__Directions__
Comb the records below for the string "数字化转型实质上是业务的转型" and copy each line where it turns up.

Rows from a dataset

------------------------------------------------------------

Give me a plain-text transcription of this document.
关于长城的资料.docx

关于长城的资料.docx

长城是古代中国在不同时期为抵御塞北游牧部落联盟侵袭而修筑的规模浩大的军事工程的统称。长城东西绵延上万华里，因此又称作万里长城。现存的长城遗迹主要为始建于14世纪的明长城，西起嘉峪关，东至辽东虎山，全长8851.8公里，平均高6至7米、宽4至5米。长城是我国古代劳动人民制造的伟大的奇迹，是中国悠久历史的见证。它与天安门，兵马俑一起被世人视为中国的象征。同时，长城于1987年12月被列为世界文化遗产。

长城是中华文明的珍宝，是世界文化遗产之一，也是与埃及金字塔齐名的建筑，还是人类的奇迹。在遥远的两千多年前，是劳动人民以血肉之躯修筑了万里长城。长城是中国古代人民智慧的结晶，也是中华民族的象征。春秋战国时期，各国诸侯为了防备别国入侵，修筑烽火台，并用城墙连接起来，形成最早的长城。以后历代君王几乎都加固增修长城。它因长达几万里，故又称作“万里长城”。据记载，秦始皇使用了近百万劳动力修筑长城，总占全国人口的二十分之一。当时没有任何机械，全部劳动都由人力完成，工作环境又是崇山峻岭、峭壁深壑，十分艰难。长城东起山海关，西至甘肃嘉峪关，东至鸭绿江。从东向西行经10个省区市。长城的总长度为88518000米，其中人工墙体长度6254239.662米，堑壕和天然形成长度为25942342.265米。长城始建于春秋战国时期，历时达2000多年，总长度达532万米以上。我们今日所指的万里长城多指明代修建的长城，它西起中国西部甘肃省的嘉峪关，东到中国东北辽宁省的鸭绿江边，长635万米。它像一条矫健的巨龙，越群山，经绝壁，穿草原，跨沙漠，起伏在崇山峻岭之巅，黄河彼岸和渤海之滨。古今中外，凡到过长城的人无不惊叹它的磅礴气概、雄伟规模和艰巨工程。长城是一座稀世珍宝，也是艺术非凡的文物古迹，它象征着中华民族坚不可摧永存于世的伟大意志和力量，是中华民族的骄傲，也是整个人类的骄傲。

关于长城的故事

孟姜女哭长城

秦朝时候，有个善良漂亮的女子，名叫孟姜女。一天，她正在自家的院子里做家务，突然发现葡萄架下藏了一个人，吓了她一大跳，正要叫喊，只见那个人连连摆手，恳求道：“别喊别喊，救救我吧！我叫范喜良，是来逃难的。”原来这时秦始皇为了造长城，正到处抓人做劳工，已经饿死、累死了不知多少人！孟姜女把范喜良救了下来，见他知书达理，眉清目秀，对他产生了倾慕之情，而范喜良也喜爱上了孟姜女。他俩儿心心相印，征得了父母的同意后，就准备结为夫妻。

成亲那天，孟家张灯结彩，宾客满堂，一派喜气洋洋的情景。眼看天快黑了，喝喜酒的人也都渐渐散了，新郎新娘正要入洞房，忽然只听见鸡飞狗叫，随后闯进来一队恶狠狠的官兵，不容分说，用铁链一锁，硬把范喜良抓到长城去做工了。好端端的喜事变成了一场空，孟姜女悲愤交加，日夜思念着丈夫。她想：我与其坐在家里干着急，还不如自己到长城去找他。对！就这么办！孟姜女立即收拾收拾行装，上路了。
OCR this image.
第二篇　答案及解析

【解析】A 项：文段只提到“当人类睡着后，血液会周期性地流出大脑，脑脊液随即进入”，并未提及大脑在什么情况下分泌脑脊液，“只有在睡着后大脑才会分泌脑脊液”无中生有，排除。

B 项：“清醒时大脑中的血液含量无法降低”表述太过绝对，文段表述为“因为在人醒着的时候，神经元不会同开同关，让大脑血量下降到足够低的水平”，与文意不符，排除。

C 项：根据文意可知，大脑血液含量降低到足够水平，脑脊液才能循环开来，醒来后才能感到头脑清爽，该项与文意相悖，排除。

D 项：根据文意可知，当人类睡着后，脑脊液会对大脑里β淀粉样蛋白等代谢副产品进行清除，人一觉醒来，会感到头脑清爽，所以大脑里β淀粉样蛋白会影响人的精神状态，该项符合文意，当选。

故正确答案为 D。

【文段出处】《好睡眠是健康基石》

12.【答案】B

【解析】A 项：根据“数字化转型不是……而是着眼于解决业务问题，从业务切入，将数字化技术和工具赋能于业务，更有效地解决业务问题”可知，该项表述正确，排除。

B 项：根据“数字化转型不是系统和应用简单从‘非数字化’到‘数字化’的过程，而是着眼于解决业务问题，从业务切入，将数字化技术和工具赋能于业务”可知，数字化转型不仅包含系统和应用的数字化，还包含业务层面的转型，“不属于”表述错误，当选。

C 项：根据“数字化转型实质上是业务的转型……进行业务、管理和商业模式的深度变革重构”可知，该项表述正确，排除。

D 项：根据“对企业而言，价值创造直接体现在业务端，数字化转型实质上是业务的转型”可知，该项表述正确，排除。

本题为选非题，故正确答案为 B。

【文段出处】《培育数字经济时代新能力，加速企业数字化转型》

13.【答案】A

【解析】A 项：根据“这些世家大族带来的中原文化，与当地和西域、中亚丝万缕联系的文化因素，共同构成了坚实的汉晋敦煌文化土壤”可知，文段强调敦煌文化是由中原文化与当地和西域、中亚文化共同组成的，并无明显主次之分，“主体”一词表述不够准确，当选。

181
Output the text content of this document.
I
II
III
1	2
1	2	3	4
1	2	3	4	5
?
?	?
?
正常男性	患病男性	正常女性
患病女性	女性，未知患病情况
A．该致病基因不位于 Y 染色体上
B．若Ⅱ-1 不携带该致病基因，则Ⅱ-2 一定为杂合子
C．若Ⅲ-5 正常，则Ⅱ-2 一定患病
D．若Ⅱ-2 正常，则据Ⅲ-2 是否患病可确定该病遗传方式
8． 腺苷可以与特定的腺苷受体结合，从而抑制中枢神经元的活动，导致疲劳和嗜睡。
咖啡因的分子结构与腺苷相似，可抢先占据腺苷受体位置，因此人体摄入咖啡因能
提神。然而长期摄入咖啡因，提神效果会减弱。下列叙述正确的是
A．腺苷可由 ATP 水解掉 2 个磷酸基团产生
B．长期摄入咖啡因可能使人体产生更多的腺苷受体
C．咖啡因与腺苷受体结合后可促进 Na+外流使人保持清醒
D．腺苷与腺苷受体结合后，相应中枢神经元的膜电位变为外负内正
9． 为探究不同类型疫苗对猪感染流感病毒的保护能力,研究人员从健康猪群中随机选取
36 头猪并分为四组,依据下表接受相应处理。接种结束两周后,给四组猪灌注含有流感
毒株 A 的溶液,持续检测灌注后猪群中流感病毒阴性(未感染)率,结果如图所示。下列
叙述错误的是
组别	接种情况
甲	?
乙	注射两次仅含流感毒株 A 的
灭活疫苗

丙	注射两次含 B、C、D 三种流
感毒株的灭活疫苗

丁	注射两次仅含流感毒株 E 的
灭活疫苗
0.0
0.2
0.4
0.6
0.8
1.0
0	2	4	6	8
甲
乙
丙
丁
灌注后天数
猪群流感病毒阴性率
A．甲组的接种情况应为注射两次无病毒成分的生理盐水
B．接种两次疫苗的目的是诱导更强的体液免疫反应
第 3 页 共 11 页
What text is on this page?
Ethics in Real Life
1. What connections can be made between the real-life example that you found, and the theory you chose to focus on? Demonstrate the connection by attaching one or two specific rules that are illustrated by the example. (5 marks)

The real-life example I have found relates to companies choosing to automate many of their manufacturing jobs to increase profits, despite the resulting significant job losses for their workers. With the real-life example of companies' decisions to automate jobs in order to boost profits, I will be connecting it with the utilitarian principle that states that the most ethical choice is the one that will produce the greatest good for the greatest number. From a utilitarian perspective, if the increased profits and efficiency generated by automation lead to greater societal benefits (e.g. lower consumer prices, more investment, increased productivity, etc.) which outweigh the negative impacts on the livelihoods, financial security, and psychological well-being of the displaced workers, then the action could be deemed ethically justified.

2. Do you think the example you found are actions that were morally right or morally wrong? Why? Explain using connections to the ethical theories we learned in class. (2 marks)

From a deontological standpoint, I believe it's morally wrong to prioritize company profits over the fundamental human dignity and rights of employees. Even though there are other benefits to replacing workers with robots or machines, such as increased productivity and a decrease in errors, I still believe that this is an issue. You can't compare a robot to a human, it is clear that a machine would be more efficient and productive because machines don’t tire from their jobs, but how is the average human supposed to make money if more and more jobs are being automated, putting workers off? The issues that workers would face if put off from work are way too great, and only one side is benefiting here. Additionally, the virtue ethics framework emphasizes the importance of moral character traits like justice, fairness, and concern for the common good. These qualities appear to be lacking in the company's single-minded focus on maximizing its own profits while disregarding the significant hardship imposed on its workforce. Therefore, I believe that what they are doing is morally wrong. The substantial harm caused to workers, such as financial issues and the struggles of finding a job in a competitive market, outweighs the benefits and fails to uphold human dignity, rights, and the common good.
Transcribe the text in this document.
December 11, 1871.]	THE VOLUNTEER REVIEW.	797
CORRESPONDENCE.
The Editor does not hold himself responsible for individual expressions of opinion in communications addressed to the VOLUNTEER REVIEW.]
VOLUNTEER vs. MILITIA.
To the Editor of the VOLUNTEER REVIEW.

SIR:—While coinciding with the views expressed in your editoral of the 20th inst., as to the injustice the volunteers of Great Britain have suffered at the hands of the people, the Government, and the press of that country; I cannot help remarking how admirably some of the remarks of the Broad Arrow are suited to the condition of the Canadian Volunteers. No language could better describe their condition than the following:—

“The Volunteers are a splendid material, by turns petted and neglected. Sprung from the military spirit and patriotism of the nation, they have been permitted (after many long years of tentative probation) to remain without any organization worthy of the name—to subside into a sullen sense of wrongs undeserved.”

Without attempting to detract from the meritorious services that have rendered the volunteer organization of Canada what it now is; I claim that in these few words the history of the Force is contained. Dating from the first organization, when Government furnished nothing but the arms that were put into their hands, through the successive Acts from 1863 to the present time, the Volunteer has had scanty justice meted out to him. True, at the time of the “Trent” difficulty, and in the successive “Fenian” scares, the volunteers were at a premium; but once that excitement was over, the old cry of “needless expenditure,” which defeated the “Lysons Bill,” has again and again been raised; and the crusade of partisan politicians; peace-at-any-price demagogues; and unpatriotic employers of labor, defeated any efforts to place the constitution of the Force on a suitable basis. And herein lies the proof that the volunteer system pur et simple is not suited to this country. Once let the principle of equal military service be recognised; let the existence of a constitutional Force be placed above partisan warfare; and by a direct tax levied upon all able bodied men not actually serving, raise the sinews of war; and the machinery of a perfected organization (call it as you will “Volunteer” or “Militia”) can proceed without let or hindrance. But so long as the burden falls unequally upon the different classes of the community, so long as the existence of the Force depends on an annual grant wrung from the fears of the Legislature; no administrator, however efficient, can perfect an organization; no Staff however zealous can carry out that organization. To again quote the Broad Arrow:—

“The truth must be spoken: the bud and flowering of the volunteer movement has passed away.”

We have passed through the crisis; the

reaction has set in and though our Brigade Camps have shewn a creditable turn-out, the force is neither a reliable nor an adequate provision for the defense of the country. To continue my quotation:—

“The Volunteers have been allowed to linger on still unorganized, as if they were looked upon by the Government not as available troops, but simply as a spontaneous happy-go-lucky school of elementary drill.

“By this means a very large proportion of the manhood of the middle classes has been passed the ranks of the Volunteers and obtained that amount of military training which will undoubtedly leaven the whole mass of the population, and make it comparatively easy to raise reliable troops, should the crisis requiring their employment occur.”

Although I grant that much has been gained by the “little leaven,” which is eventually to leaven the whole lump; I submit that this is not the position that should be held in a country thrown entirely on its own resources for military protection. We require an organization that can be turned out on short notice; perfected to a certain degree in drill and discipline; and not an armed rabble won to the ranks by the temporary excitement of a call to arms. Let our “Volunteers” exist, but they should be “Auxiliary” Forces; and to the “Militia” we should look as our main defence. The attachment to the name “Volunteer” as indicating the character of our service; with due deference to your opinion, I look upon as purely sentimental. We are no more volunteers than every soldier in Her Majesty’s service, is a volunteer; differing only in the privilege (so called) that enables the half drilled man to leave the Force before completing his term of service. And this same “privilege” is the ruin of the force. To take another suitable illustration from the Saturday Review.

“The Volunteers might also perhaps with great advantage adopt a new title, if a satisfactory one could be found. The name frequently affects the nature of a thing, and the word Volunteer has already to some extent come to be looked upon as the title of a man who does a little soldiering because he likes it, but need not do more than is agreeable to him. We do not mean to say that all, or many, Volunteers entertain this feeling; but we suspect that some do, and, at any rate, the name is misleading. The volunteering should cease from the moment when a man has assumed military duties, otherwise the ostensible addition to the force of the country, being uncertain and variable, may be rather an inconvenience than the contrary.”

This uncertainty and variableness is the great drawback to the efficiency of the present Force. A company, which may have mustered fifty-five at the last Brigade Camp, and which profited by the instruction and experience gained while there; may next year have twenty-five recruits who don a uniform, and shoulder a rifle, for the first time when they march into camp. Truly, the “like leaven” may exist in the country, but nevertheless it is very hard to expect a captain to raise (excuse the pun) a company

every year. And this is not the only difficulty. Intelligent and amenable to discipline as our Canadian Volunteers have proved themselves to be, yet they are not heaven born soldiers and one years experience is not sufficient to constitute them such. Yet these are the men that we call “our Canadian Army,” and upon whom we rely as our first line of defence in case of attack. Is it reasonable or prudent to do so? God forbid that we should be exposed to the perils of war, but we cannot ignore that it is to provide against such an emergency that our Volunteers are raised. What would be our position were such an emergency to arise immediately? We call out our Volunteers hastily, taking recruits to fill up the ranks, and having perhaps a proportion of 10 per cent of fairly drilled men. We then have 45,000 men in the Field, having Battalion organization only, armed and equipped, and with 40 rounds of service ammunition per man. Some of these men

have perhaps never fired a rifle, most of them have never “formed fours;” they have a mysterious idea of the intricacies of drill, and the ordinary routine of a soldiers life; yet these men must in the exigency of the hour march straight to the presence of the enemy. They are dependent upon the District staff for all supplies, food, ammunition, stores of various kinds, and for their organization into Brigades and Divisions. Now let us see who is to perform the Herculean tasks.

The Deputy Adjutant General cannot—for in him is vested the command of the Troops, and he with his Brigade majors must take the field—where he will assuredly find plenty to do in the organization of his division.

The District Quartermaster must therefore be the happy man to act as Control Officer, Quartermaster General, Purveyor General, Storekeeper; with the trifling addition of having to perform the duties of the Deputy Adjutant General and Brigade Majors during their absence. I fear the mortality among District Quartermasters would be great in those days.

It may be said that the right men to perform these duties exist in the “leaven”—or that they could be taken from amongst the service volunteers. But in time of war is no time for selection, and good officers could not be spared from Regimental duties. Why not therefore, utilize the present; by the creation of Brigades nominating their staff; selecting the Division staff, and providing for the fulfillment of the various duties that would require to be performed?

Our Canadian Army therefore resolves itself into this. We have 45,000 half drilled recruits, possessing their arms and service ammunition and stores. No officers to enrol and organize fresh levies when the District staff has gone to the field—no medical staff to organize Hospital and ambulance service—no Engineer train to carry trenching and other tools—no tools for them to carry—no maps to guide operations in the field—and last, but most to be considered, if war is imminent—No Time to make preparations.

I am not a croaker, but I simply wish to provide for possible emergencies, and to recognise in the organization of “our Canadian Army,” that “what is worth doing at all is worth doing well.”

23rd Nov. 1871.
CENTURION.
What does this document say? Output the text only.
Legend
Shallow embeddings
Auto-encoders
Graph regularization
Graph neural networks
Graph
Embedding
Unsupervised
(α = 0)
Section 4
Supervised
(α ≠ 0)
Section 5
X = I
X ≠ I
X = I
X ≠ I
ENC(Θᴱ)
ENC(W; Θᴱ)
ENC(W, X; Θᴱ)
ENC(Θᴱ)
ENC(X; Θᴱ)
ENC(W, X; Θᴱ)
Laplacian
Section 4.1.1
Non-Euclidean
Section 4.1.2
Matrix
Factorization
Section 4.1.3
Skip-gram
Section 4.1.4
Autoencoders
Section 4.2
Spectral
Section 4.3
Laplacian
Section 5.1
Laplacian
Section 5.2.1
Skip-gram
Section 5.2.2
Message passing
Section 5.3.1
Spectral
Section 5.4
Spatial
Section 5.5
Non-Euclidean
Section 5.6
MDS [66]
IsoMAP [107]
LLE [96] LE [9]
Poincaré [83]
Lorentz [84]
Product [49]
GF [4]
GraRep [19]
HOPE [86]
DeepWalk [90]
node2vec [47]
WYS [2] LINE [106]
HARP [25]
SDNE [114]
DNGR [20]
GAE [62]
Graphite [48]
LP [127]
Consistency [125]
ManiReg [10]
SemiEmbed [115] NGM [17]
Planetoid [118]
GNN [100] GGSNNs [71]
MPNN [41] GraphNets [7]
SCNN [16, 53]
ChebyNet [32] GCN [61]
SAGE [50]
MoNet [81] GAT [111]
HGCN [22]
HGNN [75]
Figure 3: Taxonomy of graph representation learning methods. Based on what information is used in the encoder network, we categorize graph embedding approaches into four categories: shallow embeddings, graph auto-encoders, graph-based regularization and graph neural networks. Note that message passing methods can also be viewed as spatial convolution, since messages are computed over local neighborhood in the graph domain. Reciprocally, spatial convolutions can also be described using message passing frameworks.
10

------------------------------------------------------------

__Solution for this problem__
C 项：根据“数字化转型实质上是业务的转型……进行业务、管理和商业模式的深度变革重构”可知，该项表述正确，排除。
D 项：根据“对企业而言，价值创造直接体现在业务端，数字化转型实质上是业务的转型”可知，该项表述正确，排除。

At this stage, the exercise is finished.